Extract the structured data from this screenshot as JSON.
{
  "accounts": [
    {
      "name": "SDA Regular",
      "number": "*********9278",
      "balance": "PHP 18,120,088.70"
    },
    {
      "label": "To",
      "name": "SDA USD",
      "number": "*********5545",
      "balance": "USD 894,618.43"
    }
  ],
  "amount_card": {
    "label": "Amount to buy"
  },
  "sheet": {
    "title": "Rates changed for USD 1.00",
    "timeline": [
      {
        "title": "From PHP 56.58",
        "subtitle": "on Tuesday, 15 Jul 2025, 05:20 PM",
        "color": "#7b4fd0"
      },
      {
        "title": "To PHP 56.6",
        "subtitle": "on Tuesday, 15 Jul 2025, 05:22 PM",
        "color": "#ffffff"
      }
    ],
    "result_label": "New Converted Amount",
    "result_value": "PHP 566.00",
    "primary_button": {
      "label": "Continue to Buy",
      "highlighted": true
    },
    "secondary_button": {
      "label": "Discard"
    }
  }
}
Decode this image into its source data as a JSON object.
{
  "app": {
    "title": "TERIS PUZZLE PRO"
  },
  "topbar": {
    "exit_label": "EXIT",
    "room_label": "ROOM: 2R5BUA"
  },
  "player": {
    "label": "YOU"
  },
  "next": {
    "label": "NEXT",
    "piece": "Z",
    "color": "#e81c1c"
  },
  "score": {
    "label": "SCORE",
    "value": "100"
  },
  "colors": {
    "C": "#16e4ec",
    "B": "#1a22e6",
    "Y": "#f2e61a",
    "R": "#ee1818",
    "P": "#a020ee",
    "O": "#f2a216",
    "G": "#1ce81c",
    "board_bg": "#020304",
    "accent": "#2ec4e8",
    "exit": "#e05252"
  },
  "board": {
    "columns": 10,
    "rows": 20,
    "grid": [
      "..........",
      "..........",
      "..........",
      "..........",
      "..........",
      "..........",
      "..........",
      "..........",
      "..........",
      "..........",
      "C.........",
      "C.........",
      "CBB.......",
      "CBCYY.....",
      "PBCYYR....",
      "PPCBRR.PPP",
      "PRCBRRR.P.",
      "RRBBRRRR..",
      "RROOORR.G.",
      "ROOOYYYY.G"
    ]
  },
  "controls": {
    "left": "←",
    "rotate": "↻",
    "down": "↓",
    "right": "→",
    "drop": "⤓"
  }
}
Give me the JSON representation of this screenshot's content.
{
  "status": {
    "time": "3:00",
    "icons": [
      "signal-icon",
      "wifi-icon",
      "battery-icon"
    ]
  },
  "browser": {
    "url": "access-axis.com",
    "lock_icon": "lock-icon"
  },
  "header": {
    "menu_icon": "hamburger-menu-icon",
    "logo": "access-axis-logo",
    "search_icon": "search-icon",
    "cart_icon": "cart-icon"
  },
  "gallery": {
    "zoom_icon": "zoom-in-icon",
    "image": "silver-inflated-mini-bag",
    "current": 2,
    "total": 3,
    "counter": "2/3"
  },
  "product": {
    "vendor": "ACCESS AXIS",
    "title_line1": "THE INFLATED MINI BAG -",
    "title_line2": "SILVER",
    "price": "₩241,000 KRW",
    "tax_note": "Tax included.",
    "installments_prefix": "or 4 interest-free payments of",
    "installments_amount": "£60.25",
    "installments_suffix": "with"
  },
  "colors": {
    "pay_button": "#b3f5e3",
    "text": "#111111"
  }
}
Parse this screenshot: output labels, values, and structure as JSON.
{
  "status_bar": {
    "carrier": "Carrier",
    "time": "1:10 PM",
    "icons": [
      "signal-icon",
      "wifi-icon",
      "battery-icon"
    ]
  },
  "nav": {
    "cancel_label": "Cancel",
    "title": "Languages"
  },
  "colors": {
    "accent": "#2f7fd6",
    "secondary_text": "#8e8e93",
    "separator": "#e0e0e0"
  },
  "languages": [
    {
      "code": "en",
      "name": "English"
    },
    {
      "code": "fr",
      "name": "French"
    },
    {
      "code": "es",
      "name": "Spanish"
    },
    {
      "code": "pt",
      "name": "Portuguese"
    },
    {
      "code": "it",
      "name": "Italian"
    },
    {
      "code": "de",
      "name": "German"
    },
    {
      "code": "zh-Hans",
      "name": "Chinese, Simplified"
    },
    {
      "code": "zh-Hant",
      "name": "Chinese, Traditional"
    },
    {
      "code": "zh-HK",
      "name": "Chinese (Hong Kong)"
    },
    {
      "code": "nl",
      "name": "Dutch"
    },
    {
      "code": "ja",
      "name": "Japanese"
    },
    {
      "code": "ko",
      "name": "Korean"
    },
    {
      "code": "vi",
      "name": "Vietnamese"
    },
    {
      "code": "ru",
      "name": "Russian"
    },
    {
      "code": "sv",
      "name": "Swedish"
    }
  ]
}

- - -

• What this task involves: Nothing should be left out: repeat all of the data exactly.

• Task response:
Extract the structured data from this screenshot as JSON.
{
  "accounts": [
    {
      "name": "SDA Regular",
      "number": "*********9278",
      "balance": "PHP 18,120,088.70"
    },
    {
      "label": "To",
      "name": "SDA USD",
      "number": "*********5545",
      "balance": "USD 894,618.43"
    }
  ],
  "amount_card": {
    "label": "Amount to buy"
  },
  "sheet": {
    "title": "Rates changed for USD 1.00",
    "timeline": [
      {
        "title": "From PHP 56.58",
        "subtitle": "on Tuesday, 15 Jul 2025, 05:20 PM",
        "color": "#7b4fd0"
      },
      {
        "title": "To PHP 56.6",
        "subtitle": "on Tuesday, 15 Jul 2025, 05:22 PM",
        "color": "#ffffff"
      }
    ],
    "result_label": "New Converted Amount",
    "result_value": "PHP 566.00",
    "primary_button": {
      "label": "Continue to Buy",
      "highlighted": true
    },
    "secondary_button": {
      "label": "Discard"
    }
  }
}
Decode this image into its source data as a JSON object.
{
  "app": {
    "title": "TERIS PUZZLE PRO"
  },
  "topbar": {
    "exit_label": "EXIT",
    "room_label": "ROOM: 2R5BUA"
  },
  "player": {
    "label": "YOU"
  },
  "next": {
    "label": "NEXT",
    "piece": "Z",
    "color": "#e81c1c"
  },
  "score": {
    "label": "SCORE",
    "value": "100"
  },
  "colors": {
    "C": "#16e4ec",
    "B": "#1a22e6",
    "Y": "#f2e61a",
    "R": "#ee1818",
    "P": "#a020ee",
    "O": "#f2a216",
    "G": "#1ce81c",
    "board_bg": "#020304",
    "accent": "#2ec4e8",
    "exit": "#e05252"
  },
  "board": {
    "columns": 10,
    "rows": 20,
    "grid": [
      "..........",
      "..........",
      "..........",
      "..........",
      "..........",
      "..........",
      "..........",
      "..........",
      "..........",
      "..........",
      "C.........",
      "C.........",
      "CBB.......",
      "CBCYY.....",
      "PBCYYR....",
      "PPCBRR.PPP",
      "PRCBRRR.P.",
      "RRBBRRRR..",
      "RROOORR.G.",
      "ROOOYYYY.G"
    ]
  },
  "controls": {
    "left": "←",
    "rotate": "↻",
    "down": "↓",
    "right": "→",
    "drop": "⤓"
  }
}
Give me the JSON representation of this screenshot's content.
{
  "status": {
    "time": "3:00",
    "icons": [
      "signal-icon",
      "wifi-icon",
      "battery-icon"
    ]
  },
  "browser": {
    "url": "access-axis.com",
    "lock_icon": "lock-icon"
  },
  "header": {
    "menu_icon": "hamburger-menu-icon",
    "logo": "access-axis-logo",
    "search_icon": "search-icon",
    "cart_icon": "cart-icon"
  },
  "gallery": {
    "zoom_icon": "zoom-in-icon",
    "image": "silver-inflated-mini-bag",
    "current": 2,
    "total": 3,
    "counter": "2/3"
  },
  "product": {
    "vendor": "ACCESS AXIS",
    "title_line1": "THE INFLATED MINI BAG -",
    "title_line2": "SILVER",
    "price": "₩241,000 KRW",
    "tax_note": "Tax included.",
    "installments_prefix": "or 4 interest-free payments of",
    "installments_amount": "£60.25",
    "installments_suffix": "with"
  },
  "colors": {
    "pay_button": "#b3f5e3",
    "text": "#111111"
  }
}
Parse this screenshot: output labels, values, and structure as JSON.
{
  "status_bar": {
    "carrier": "Carrier",
    "time": "1:10 PM",
    "icons": [
      "signal-icon",
      "wifi-icon",
      "battery-icon"
    ]
  },
  "nav": {
    "cancel_label": "Cancel",
    "title": "Languages"
  },
  "colors": {
    "accent": "#2f7fd6",
    "secondary_text": "#8e8e93",
    "separator": "#e0e0e0"
  },
  "languages": [
    {
      "code": "en",
      "name": "English"
    },
    {
      "code": "fr",
      "name": "French"
    },
    {
      "code": "es",
      "name": "Spanish"
    },
    {
      "code": "pt",
      "name": "Portuguese"
    },
    {
      "code": "it",
      "name": "Italian"
    },
    {
      "code": "de",
      "name": "German"
    },
    {
      "code": "zh-Hans",
      "name": "Chinese, Simplified"
    },
    {
      "code": "zh-Hant",
      "name": "Chinese, Traditional"
    },
    {
      "code": "zh-HK",
      "name": "Chinese (Hong Kong)"
    },
    {
      "code": "nl",
      "name": "Dutch"
    },
    {
      "code": "ja",
      "name": "Japanese"
    },
    {
      "code": "ko",
      "name": "Korean"
    },
    {
      "code": "vi",
      "name": "Vietnamese"
    },
    {
      "code": "ru",
      "name": "Russian"
    },
    {
      "code": "sv",
      "name": "Swedish"
    }
  ]
}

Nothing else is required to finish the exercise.